- [Written instruction]: Locate and copy all lines bearing the word "Análise".

(Figure content listings)
-*-

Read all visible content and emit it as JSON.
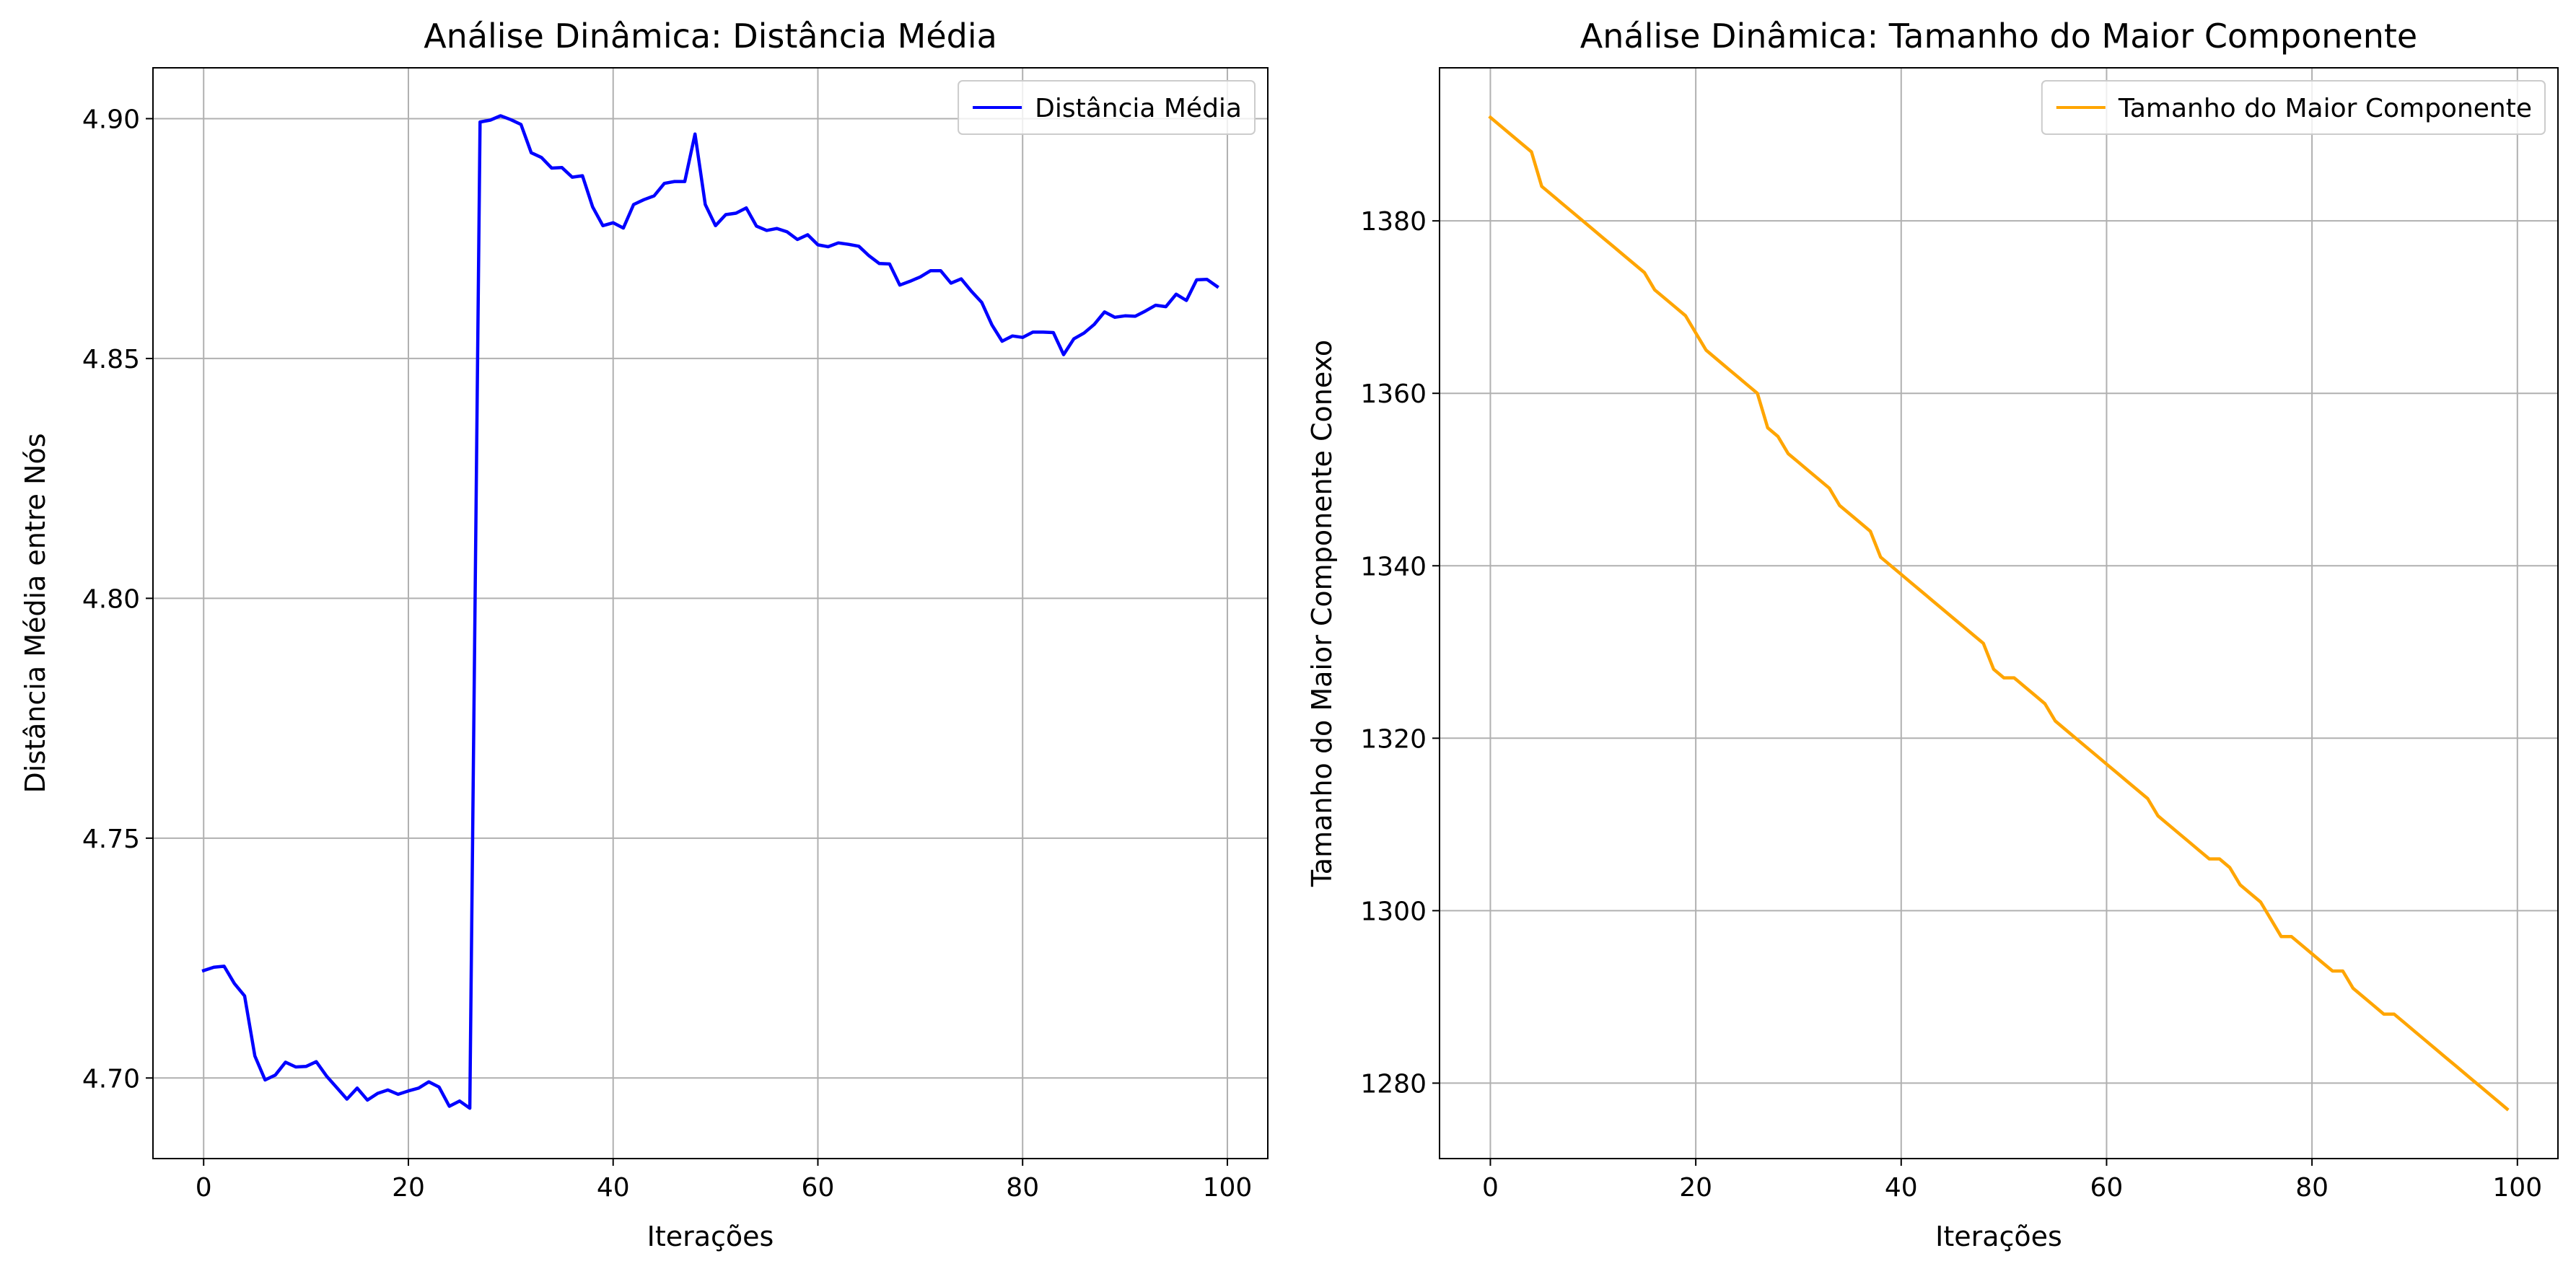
{
  "chart_data": [
    {
      "type": "line",
      "title": "Análise Dinâmica: Distância Média",
      "xlabel": "Iterações",
      "ylabel": "Distância Média entre Nós",
      "xlim": [
        -4.95,
        103.95
      ],
      "ylim": [
        4.6832,
        4.9106
      ],
      "xticks": [
        0,
        20,
        40,
        60,
        80,
        100
      ],
      "xtick_labels": [
        "0",
        "20",
        "40",
        "60",
        "80",
        "100"
      ],
      "yticks": [
        4.7,
        4.75,
        4.8,
        4.85,
        4.9
      ],
      "ytick_labels": [
        "4.70",
        "4.75",
        "4.80",
        "4.85",
        "4.90"
      ],
      "grid": true,
      "legend_position": "upper right",
      "series": [
        {
          "name": "Distância Média",
          "color": "#0000ff",
          "x": [
            0,
            1,
            2,
            3,
            4,
            5,
            6,
            7,
            8,
            9,
            10,
            11,
            12,
            13,
            14,
            15,
            16,
            17,
            18,
            19,
            20,
            21,
            22,
            23,
            24,
            25,
            26,
            27,
            28,
            29,
            30,
            31,
            32,
            33,
            34,
            35,
            36,
            37,
            38,
            39,
            40,
            41,
            42,
            43,
            44,
            45,
            46,
            47,
            48,
            49,
            50,
            51,
            52,
            53,
            54,
            55,
            56,
            57,
            58,
            59,
            60,
            61,
            62,
            63,
            64,
            65,
            66,
            67,
            68,
            69,
            70,
            71,
            72,
            73,
            74,
            75,
            76,
            77,
            78,
            79,
            80,
            81,
            82,
            83,
            84,
            85,
            86,
            87,
            88,
            89,
            90,
            91,
            92,
            93,
            94,
            95,
            96,
            97,
            98,
            99
          ],
          "values": [
            4.7224,
            4.7231,
            4.7233,
            4.7197,
            4.7171,
            4.7046,
            4.6996,
            4.7006,
            4.7033,
            4.7023,
            4.7024,
            4.7034,
            4.7004,
            4.698,
            4.6956,
            4.6979,
            4.6954,
            4.6968,
            4.6975,
            4.6966,
            4.6973,
            4.6979,
            4.6992,
            4.6981,
            4.6941,
            4.6952,
            4.6937,
            4.8993,
            4.8997,
            4.9006,
            4.8998,
            4.8988,
            4.8929,
            4.8919,
            4.8897,
            4.8898,
            4.8878,
            4.8881,
            4.8816,
            4.8777,
            4.8783,
            4.8772,
            4.8821,
            4.8831,
            4.8839,
            4.8865,
            4.8869,
            4.8869,
            4.8968,
            4.8821,
            4.8777,
            4.88,
            4.8803,
            4.8814,
            4.8776,
            4.8767,
            4.8771,
            4.8764,
            4.8748,
            4.8758,
            4.8737,
            4.8733,
            4.8741,
            4.8738,
            4.8734,
            4.8714,
            4.8698,
            4.8697,
            4.8653,
            4.8661,
            4.867,
            4.8683,
            4.8683,
            4.8657,
            4.8666,
            4.864,
            4.8617,
            4.857,
            4.8536,
            4.8547,
            4.8544,
            4.8555,
            4.8555,
            4.8554,
            4.8508,
            4.8541,
            4.8553,
            4.8571,
            4.8597,
            4.8586,
            4.8589,
            4.8588,
            4.8599,
            4.8611,
            4.8608,
            4.8634,
            4.8621,
            4.8664,
            4.8665,
            4.865
          ]
        }
      ]
    },
    {
      "type": "line",
      "title": "Análise Dinâmica: Tamanho do Maior Componente",
      "xlabel": "Iterações",
      "ylabel": "Tamanho do Maior Componente Conexo",
      "xlim": [
        -4.95,
        103.95
      ],
      "ylim": [
        1271.25,
        1397.75
      ],
      "xticks": [
        0,
        20,
        40,
        60,
        80,
        100
      ],
      "xtick_labels": [
        "0",
        "20",
        "40",
        "60",
        "80",
        "100"
      ],
      "yticks": [
        1280,
        1300,
        1320,
        1340,
        1360,
        1380
      ],
      "ytick_labels": [
        "1280",
        "1300",
        "1320",
        "1340",
        "1360",
        "1380"
      ],
      "grid": true,
      "legend_position": "upper right",
      "series": [
        {
          "name": "Tamanho do Maior Componente",
          "color": "#ffa500",
          "x": [
            0,
            1,
            2,
            3,
            4,
            5,
            6,
            7,
            8,
            9,
            10,
            11,
            12,
            13,
            14,
            15,
            16,
            17,
            18,
            19,
            20,
            21,
            22,
            23,
            24,
            25,
            26,
            27,
            28,
            29,
            30,
            31,
            32,
            33,
            34,
            35,
            36,
            37,
            38,
            39,
            40,
            41,
            42,
            43,
            44,
            45,
            46,
            47,
            48,
            49,
            50,
            51,
            52,
            53,
            54,
            55,
            56,
            57,
            58,
            59,
            60,
            61,
            62,
            63,
            64,
            65,
            66,
            67,
            68,
            69,
            70,
            71,
            72,
            73,
            74,
            75,
            76,
            77,
            78,
            79,
            80,
            81,
            82,
            83,
            84,
            85,
            86,
            87,
            88,
            89,
            90,
            91,
            92,
            93,
            94,
            95,
            96,
            97,
            98,
            99
          ],
          "values": [
            1392,
            1391,
            1390,
            1389,
            1388,
            1384,
            1383,
            1382,
            1381,
            1380,
            1379,
            1378,
            1377,
            1376,
            1375,
            1374,
            1372,
            1371,
            1370,
            1369,
            1367,
            1365,
            1364,
            1363,
            1362,
            1361,
            1360,
            1356,
            1355,
            1353,
            1352,
            1351,
            1350,
            1349,
            1347,
            1346,
            1345,
            1344,
            1341,
            1340,
            1339,
            1338,
            1337,
            1336,
            1335,
            1334,
            1333,
            1332,
            1331,
            1328,
            1327,
            1327,
            1326,
            1325,
            1324,
            1322,
            1321,
            1320,
            1319,
            1318,
            1317,
            1316,
            1315,
            1314,
            1313,
            1311,
            1310,
            1309,
            1308,
            1307,
            1306,
            1306,
            1305,
            1303,
            1302,
            1301,
            1299,
            1297,
            1297,
            1296,
            1295,
            1294,
            1293,
            1293,
            1291,
            1290,
            1289,
            1288,
            1288,
            1287,
            1286,
            1285,
            1284,
            1283,
            1282,
            1281,
            1280,
            1279,
            1278,
            1277
          ]
        }
      ]
    }
  ]
}
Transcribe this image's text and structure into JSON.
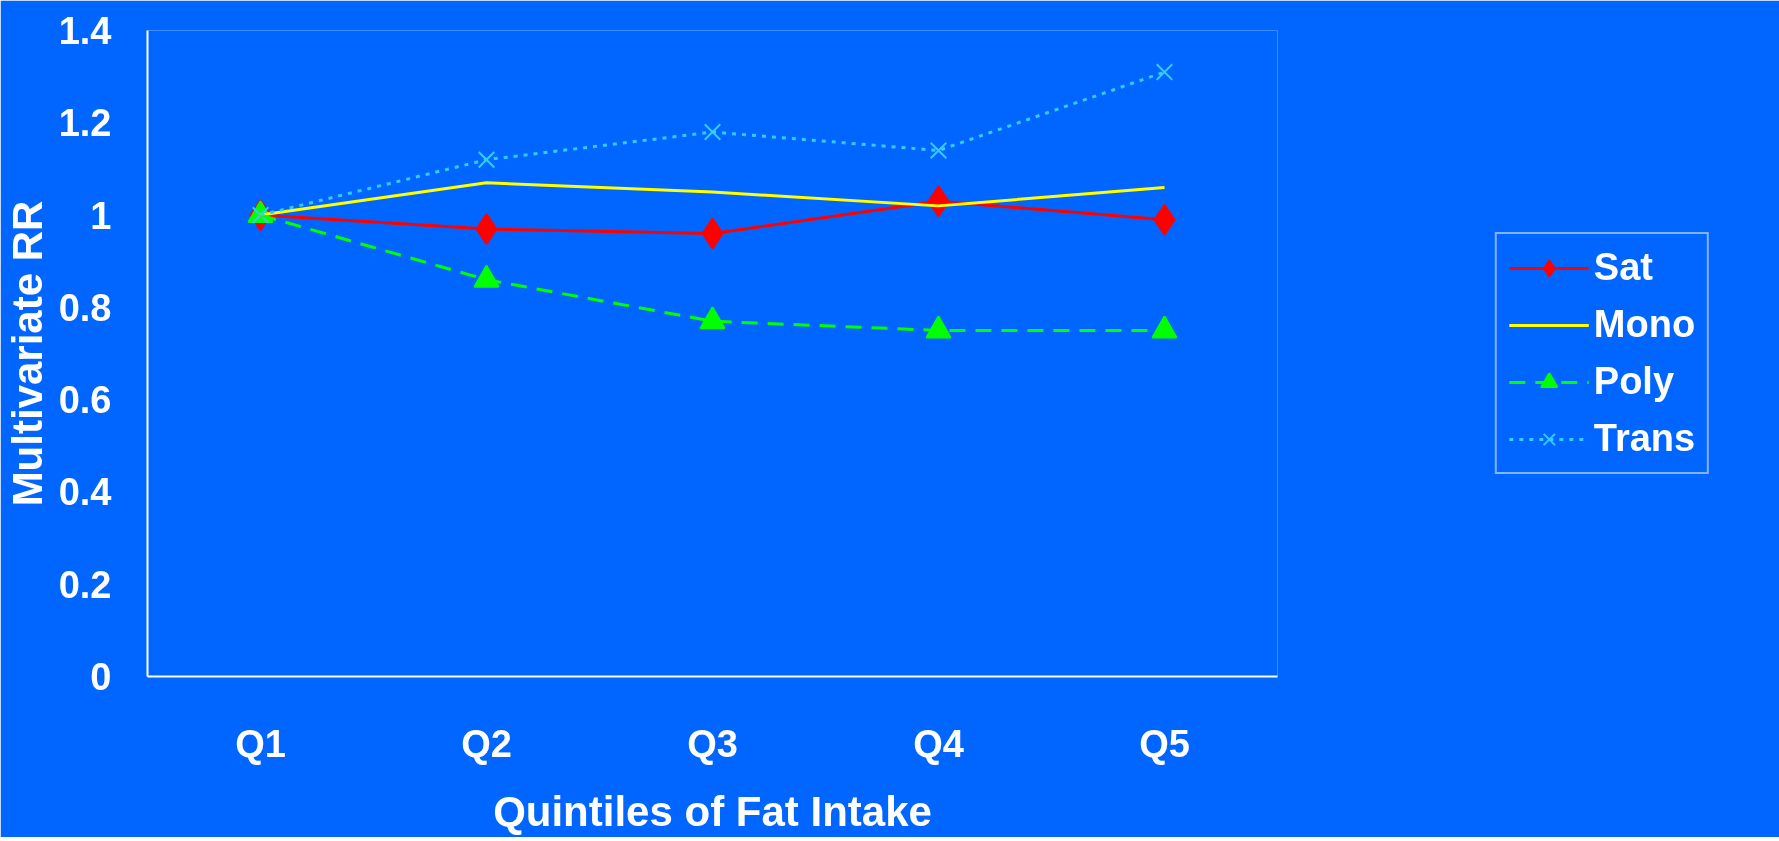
{
  "chart_data": {
    "type": "line",
    "xlabel": "Quintiles of Fat Intake",
    "ylabel": "Multivariate RR",
    "categories": [
      "Q1",
      "Q2",
      "Q3",
      "Q4",
      "Q5"
    ],
    "ylim": [
      0,
      1.4
    ],
    "yticks": [
      0,
      0.2,
      0.4,
      0.6,
      0.8,
      1,
      1.2,
      1.4
    ],
    "grid": false,
    "legend": "right",
    "series": [
      {
        "name": "Sat",
        "color": "#ff0000",
        "marker": "diamond",
        "line_style": "solid",
        "values": [
          1.0,
          0.97,
          0.96,
          1.03,
          0.99
        ]
      },
      {
        "name": "Mono",
        "color": "#ffff00",
        "marker": "none",
        "line_style": "solid",
        "values": [
          1.0,
          1.07,
          1.05,
          1.02,
          1.06
        ]
      },
      {
        "name": "Poly",
        "color": "#00ff00",
        "marker": "triangle",
        "line_style": "dashed",
        "values": [
          1.0,
          0.86,
          0.77,
          0.75,
          0.75
        ]
      },
      {
        "name": "Trans",
        "color": "#33ccff",
        "marker": "cross",
        "line_style": "dotted",
        "values": [
          1.0,
          1.12,
          1.18,
          1.14,
          1.31
        ]
      }
    ]
  }
}
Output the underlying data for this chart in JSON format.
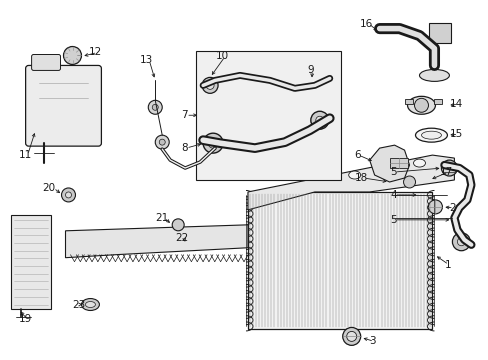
{
  "bg_color": "#ffffff",
  "line_color": "#1a1a1a",
  "fig_width": 4.89,
  "fig_height": 3.6,
  "dpi": 100
}
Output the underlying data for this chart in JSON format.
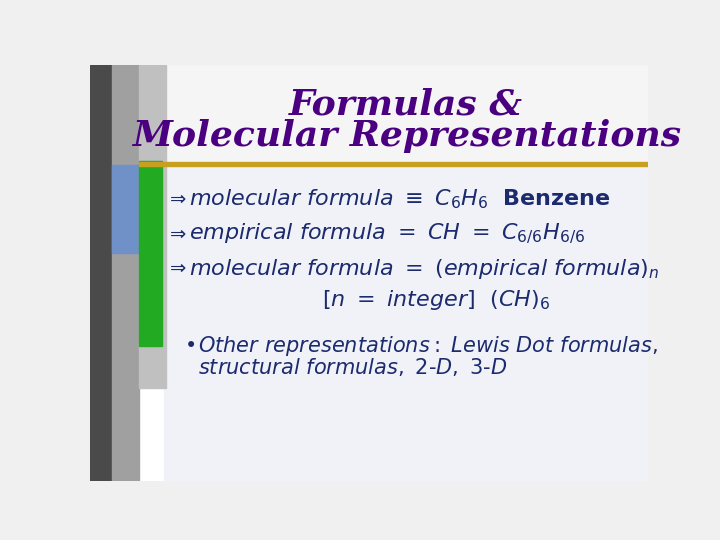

-*-

- [Completed exercise]:
      "title": "Análise Dinâmica: Distância Média",
      "title": "Análise Dinâmica: Tamanho do Maior Componente",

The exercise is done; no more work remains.